-- MATERIAL SUPPLIED start --

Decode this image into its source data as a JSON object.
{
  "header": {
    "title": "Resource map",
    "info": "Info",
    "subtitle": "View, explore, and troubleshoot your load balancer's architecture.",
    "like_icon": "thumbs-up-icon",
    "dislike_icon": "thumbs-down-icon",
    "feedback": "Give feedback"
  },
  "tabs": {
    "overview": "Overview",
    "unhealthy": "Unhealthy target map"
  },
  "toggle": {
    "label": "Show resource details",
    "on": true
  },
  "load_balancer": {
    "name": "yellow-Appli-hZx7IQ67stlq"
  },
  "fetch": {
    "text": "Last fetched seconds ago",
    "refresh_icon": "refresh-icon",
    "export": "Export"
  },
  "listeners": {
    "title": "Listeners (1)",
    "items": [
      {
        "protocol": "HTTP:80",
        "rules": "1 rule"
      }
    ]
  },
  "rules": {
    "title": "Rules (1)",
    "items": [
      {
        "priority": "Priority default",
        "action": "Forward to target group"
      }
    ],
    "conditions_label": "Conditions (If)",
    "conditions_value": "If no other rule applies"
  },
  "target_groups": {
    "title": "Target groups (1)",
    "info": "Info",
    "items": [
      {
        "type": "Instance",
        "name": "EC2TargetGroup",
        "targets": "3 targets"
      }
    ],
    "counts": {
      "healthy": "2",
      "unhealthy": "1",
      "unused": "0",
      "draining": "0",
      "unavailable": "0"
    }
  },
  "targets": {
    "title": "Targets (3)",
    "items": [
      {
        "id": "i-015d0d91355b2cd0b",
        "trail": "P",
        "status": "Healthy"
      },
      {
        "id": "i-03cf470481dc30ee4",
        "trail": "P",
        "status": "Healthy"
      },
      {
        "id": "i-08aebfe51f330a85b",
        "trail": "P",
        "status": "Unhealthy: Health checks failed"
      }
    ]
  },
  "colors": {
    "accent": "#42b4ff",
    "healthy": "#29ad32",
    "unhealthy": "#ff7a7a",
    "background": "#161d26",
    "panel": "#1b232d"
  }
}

-- MATERIAL SUPPLIED end --

(EXERCISE DIRECTIONS):
Of the lines above, how many include the word "thumbs"? Reply with the number alone.

(SOLUTION TO THIS EXERCISE):
2